Figure content listings:
§
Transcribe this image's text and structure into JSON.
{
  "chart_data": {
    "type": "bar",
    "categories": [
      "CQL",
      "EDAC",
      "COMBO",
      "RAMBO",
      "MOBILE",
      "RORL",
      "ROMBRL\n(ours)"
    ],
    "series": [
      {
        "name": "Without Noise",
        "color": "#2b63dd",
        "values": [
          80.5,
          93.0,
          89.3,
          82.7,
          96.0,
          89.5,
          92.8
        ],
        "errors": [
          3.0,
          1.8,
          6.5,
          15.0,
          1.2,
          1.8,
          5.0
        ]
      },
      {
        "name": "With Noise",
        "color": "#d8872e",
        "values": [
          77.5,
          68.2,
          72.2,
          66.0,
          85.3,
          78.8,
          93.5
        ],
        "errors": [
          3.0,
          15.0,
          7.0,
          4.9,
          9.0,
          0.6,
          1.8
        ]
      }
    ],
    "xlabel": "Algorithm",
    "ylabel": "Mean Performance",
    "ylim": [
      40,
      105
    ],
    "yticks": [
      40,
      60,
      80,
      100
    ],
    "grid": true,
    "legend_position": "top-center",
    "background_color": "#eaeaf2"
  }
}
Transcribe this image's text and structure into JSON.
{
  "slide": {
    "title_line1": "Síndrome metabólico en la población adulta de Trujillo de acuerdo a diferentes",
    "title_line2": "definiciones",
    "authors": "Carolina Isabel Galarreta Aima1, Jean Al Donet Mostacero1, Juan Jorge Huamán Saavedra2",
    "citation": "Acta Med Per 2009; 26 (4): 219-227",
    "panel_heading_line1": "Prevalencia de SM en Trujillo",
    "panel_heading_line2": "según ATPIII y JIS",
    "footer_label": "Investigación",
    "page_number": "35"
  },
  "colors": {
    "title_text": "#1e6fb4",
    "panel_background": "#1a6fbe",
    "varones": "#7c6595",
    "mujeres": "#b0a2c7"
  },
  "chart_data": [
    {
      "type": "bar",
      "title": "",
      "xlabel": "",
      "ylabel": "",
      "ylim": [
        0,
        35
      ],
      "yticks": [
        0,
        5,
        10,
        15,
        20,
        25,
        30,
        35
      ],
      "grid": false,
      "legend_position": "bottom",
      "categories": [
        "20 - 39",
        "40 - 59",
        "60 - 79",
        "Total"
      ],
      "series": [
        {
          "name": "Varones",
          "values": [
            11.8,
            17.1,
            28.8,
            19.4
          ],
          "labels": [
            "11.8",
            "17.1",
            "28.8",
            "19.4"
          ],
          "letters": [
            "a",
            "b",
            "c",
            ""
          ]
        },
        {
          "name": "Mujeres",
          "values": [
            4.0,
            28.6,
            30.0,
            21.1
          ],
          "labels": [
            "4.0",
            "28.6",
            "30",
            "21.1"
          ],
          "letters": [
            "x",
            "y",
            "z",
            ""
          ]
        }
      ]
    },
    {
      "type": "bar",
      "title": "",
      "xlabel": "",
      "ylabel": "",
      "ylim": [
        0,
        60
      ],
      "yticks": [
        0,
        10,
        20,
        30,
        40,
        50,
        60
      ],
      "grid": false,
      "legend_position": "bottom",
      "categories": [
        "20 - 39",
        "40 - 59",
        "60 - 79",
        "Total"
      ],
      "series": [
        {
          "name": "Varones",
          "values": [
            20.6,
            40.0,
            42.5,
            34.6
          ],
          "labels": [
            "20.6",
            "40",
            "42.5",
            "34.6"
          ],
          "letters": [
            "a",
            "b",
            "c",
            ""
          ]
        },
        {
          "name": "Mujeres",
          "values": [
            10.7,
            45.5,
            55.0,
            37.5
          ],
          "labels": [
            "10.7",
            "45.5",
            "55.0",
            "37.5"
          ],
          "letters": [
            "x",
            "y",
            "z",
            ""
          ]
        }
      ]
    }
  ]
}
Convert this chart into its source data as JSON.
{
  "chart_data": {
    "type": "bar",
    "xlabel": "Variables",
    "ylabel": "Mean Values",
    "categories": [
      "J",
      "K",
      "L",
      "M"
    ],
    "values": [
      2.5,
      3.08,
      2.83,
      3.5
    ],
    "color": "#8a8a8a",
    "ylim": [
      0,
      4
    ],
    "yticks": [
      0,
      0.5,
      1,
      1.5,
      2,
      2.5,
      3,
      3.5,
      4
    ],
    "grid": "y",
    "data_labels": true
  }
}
§
§ **What the task requires**:
Would you copy out each line exactly as written?

§ **Output**:
Transcribe this image's text and structure into JSON.
{
  "chart_data": {
    "type": "bar",
    "categories": [
      "CQL",
      "EDAC",
      "COMBO",
      "RAMBO",
      "MOBILE",
      "RORL",
      "ROMBRL\n(ours)"
    ],
    "series": [
      {
        "name": "Without Noise",
        "color": "#2b63dd",
        "values": [
          80.5,
          93.0,
          89.3,
          82.7,
          96.0,
          89.5,
          92.8
        ],
        "errors": [
          3.0,
          1.8,
          6.5,
          15.0,
          1.2,
          1.8,
          5.0
        ]
      },
      {
        "name": "With Noise",
        "color": "#d8872e",
        "values": [
          77.5,
          68.2,
          72.2,
          66.0,
          85.3,
          78.8,
          93.5
        ],
        "errors": [
          3.0,
          15.0,
          7.0,
          4.9,
          9.0,
          0.6,
          1.8
        ]
      }
    ],
    "xlabel": "Algorithm",
    "ylabel": "Mean Performance",
    "ylim": [
      40,
      105
    ],
    "yticks": [
      40,
      60,
      80,
      100
    ],
    "grid": true,
    "legend_position": "top-center",
    "background_color": "#eaeaf2"
  }
}
Transcribe this image's text and structure into JSON.
{
  "slide": {
    "title_line1": "Síndrome metabólico en la población adulta de Trujillo de acuerdo a diferentes",
    "title_line2": "definiciones",
    "authors": "Carolina Isabel Galarreta Aima1, Jean Al Donet Mostacero1, Juan Jorge Huamán Saavedra2",
    "citation": "Acta Med Per 2009; 26 (4): 219-227",
    "panel_heading_line1": "Prevalencia de SM en Trujillo",
    "panel_heading_line2": "según ATPIII y JIS",
    "footer_label": "Investigación",
    "page_number": "35"
  },
  "colors": {
    "title_text": "#1e6fb4",
    "panel_background": "#1a6fbe",
    "varones": "#7c6595",
    "mujeres": "#b0a2c7"
  },
  "chart_data": [
    {
      "type": "bar",
      "title": "",
      "xlabel": "",
      "ylabel": "",
      "ylim": [
        0,
        35
      ],
      "yticks": [
        0,
        5,
        10,
        15,
        20,
        25,
        30,
        35
      ],
      "grid": false,
      "legend_position": "bottom",
      "categories": [
        "20 - 39",
        "40 - 59",
        "60 - 79",
        "Total"
      ],
      "series": [
        {
          "name": "Varones",
          "values": [
            11.8,
            17.1,
            28.8,
            19.4
          ],
          "labels": [
            "11.8",
            "17.1",
            "28.8",
            "19.4"
          ],
          "letters": [
            "a",
            "b",
            "c",
            ""
          ]
        },
        {
          "name": "Mujeres",
          "values": [
            4.0,
            28.6,
            30.0,
            21.1
          ],
          "labels": [
            "4.0",
            "28.6",
            "30",
            "21.1"
          ],
          "letters": [
            "x",
            "y",
            "z",
            ""
          ]
        }
      ]
    },
    {
      "type": "bar",
      "title": "",
      "xlabel": "",
      "ylabel": "",
      "ylim": [
        0,
        60
      ],
      "yticks": [
        0,
        10,
        20,
        30,
        40,
        50,
        60
      ],
      "grid": false,
      "legend_position": "bottom",
      "categories": [
        "20 - 39",
        "40 - 59",
        "60 - 79",
        "Total"
      ],
      "series": [
        {
          "name": "Varones",
          "values": [
            20.6,
            40.0,
            42.5,
            34.6
          ],
          "labels": [
            "20.6",
            "40",
            "42.5",
            "34.6"
          ],
          "letters": [
            "a",
            "b",
            "c",
            ""
          ]
        },
        {
          "name": "Mujeres",
          "values": [
            10.7,
            45.5,
            55.0,
            37.5
          ],
          "labels": [
            "10.7",
            "45.5",
            "55.0",
            "37.5"
          ],
          "letters": [
            "x",
            "y",
            "z",
            ""
          ]
        }
      ]
    }
  ]
}
Convert this chart into its source data as JSON.
{
  "chart_data": {
    "type": "bar",
    "xlabel": "Variables",
    "ylabel": "Mean Values",
    "categories": [
      "J",
      "K",
      "L",
      "M"
    ],
    "values": [
      2.5,
      3.08,
      2.83,
      3.5
    ],
    "color": "#8a8a8a",
    "ylim": [
      0,
      4
    ],
    "yticks": [
      0,
      0.5,
      1,
      1.5,
      2,
      2.5,
      3,
      3.5,
      4
    ],
    "grid": "y",
    "data_labels": true
  }
}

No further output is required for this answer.